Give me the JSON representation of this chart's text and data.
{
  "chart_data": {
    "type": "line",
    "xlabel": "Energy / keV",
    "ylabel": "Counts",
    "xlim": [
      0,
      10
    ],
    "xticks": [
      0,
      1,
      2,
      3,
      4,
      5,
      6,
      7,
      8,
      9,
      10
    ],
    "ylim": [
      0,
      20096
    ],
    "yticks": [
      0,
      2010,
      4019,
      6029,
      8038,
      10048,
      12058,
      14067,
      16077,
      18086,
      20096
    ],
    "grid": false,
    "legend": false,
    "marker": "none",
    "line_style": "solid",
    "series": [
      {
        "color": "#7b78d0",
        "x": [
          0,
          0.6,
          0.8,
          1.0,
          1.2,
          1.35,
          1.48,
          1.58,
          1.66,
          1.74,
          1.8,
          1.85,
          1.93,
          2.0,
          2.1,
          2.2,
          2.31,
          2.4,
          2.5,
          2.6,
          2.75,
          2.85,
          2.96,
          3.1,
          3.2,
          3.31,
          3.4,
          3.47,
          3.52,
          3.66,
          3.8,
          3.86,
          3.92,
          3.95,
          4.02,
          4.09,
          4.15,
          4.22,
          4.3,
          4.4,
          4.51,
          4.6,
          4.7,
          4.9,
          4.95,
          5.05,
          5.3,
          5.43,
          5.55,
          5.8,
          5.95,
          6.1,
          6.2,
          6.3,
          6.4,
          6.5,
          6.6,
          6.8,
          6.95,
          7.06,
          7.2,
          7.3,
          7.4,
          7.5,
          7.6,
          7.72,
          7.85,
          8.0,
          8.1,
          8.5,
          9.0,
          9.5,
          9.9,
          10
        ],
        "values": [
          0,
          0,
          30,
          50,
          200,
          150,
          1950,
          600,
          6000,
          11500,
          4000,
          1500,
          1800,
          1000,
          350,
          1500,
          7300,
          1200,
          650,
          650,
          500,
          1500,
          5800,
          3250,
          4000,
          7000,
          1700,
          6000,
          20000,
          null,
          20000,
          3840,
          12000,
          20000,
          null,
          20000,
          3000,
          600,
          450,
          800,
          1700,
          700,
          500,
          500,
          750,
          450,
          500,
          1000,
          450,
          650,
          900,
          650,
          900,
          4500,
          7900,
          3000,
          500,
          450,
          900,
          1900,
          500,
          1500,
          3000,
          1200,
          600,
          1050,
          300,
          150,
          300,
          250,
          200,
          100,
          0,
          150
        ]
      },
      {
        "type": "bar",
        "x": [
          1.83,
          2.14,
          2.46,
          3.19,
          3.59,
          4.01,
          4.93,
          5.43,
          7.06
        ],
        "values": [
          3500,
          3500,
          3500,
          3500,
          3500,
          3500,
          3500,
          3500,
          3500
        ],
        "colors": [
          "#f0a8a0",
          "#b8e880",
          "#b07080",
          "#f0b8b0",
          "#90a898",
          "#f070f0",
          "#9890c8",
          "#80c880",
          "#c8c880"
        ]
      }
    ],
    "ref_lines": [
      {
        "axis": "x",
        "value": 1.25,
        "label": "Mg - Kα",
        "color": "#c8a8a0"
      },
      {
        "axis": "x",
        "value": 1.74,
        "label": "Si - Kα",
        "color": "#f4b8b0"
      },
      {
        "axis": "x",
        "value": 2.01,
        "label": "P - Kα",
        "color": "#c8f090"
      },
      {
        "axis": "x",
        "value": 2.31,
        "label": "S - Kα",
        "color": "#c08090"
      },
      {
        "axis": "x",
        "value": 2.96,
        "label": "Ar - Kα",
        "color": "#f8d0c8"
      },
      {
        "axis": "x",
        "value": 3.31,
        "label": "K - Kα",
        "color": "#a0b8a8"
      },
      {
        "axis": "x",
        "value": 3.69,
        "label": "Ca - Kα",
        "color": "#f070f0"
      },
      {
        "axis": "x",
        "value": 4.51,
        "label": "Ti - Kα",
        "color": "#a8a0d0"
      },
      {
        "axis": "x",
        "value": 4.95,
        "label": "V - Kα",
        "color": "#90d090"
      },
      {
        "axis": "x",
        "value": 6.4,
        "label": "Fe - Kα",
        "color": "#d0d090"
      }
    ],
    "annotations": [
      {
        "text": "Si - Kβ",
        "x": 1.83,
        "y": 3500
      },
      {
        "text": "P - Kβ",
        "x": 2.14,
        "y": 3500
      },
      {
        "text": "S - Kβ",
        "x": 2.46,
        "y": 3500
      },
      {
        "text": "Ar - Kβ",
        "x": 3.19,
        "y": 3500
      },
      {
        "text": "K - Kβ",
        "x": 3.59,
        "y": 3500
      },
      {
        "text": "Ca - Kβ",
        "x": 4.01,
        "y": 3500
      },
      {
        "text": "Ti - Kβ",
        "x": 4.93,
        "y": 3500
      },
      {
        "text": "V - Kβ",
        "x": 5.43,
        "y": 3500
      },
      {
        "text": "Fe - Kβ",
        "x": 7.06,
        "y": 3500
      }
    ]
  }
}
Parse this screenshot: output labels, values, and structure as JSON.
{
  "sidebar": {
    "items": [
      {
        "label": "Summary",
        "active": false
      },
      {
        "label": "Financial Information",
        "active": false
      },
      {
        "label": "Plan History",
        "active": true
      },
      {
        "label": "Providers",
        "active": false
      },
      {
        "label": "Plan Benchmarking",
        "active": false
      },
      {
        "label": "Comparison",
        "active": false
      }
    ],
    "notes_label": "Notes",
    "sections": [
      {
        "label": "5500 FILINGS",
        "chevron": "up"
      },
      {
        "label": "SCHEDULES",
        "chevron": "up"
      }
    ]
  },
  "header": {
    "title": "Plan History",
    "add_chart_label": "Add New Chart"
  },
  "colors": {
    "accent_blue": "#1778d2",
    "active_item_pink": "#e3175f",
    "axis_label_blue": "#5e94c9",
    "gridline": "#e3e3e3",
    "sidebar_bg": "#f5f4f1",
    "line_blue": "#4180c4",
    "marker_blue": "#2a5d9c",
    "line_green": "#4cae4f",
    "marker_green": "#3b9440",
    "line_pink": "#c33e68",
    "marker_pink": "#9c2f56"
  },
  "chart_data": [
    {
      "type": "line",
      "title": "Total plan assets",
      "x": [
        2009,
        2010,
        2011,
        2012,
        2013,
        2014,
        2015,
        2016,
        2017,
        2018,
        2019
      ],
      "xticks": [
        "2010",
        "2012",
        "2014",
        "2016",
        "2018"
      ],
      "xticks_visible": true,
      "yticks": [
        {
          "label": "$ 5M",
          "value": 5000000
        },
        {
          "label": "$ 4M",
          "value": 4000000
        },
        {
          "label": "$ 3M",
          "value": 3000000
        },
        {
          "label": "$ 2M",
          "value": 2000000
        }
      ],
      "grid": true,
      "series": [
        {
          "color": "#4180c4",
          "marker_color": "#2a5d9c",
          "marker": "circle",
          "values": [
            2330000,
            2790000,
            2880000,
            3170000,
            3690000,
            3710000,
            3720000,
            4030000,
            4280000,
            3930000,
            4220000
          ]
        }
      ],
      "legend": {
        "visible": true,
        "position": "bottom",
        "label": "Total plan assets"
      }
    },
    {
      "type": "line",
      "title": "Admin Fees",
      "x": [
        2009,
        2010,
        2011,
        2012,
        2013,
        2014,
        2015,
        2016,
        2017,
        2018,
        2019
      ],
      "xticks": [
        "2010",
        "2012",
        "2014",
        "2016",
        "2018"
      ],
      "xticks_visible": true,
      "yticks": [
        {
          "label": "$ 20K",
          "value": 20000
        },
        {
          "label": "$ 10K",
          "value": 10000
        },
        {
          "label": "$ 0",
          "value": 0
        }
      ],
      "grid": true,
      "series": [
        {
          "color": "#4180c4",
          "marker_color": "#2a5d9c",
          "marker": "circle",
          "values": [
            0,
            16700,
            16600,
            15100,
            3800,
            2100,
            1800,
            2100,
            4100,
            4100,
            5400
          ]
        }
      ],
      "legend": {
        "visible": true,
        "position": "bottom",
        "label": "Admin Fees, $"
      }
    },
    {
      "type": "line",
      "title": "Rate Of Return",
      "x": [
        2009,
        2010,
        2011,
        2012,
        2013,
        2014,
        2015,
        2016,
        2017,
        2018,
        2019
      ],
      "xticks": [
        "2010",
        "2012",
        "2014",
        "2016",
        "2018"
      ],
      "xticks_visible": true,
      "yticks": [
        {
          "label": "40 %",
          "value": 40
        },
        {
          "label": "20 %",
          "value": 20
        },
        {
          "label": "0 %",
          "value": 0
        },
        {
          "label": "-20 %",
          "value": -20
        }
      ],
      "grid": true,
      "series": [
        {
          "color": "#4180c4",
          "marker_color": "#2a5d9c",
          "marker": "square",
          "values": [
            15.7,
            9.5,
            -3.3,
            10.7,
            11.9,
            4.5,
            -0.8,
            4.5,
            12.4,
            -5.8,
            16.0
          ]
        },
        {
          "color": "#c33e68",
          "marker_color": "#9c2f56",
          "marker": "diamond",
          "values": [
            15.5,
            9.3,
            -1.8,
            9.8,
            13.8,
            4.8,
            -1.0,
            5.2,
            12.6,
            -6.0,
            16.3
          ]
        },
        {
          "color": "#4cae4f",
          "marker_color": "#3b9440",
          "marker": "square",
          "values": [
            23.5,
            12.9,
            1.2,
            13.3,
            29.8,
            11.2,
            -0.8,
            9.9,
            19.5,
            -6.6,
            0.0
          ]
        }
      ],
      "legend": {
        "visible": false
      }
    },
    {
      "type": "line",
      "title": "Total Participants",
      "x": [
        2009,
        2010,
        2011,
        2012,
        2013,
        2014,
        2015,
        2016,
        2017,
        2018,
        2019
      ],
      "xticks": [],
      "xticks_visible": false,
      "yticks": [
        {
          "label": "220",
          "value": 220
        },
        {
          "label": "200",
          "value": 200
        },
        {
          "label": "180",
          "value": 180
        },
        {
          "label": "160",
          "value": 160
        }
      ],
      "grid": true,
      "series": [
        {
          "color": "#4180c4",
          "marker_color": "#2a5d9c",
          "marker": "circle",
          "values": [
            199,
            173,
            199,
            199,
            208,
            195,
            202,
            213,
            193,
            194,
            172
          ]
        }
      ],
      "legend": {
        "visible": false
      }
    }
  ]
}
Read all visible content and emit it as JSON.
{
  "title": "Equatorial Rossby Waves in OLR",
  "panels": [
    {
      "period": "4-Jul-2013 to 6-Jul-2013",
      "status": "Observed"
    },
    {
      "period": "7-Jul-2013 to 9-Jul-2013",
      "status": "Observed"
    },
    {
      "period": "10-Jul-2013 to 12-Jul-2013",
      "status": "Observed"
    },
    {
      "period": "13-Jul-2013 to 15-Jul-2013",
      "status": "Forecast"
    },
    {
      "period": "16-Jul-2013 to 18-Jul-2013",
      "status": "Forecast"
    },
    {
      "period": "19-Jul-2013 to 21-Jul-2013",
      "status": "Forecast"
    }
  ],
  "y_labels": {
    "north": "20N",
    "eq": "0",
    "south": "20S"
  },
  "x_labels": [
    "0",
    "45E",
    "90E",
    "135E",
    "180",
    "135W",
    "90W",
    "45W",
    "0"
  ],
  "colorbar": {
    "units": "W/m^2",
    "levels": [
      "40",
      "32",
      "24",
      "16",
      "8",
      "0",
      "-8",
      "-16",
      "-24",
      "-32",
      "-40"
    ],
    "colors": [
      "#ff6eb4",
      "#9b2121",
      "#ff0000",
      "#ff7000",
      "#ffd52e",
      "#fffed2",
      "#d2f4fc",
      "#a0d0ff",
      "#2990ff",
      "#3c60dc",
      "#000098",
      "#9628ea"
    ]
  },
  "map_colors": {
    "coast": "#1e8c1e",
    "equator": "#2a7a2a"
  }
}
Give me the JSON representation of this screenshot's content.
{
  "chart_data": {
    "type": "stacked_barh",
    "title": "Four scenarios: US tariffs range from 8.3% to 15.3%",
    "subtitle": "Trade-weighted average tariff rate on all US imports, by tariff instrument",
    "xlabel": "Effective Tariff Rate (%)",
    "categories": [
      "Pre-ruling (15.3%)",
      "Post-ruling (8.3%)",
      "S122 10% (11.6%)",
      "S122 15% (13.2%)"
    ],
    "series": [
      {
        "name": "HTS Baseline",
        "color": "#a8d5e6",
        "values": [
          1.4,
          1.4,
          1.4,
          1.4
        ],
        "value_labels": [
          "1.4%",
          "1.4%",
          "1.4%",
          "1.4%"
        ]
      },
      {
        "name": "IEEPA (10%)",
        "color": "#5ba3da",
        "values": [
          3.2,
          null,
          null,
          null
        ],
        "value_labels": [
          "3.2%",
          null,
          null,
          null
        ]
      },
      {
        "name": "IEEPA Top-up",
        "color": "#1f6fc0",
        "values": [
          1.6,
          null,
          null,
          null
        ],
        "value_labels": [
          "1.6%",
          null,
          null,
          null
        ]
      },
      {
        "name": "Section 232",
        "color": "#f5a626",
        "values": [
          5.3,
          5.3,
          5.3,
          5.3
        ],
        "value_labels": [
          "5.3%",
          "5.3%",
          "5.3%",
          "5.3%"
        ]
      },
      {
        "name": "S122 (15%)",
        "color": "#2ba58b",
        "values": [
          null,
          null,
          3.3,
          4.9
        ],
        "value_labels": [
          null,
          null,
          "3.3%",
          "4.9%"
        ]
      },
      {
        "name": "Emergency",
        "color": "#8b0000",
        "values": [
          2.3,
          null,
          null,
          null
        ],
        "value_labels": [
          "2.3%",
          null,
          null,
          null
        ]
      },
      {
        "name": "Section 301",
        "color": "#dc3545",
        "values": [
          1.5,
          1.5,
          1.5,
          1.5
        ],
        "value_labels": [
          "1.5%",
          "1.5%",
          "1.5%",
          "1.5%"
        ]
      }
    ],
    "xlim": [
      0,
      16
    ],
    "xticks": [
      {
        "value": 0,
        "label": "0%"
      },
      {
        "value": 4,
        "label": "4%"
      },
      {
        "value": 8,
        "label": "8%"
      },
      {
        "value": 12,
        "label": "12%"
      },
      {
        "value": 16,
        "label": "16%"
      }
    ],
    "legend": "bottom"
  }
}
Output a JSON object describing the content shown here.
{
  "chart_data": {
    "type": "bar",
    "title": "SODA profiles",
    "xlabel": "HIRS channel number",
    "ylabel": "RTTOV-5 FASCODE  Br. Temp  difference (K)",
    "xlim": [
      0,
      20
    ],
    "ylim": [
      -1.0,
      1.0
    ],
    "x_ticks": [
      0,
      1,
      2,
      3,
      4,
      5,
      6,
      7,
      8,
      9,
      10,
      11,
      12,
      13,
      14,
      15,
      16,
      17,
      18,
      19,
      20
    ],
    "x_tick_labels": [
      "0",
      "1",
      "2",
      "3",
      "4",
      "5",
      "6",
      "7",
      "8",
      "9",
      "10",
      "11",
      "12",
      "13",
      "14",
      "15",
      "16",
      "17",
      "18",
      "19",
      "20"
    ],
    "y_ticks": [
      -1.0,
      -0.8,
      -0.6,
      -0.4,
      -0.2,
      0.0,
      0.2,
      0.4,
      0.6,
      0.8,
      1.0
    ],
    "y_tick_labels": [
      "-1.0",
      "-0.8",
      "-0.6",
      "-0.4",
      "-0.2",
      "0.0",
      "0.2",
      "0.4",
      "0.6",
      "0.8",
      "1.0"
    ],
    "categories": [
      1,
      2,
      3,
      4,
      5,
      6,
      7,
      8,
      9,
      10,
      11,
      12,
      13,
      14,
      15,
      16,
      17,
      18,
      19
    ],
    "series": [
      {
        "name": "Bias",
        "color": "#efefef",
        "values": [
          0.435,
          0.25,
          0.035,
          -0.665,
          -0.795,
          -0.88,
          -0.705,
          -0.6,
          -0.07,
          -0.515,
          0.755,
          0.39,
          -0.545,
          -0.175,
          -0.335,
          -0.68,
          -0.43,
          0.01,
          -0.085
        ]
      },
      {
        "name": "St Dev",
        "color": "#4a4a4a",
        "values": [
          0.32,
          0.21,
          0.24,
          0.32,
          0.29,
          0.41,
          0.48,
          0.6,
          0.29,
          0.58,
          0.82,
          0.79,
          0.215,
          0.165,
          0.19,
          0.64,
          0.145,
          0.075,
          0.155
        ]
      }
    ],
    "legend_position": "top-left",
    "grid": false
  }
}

*WHAT YOU SHOULD DO*:
Using the entries above, find all lines with "screenshot". Copy them.

*PROBLEM SOLUTION*:
Parse this screenshot: output labels, values, and structure as JSON.
Give me the JSON representation of this screenshot's content.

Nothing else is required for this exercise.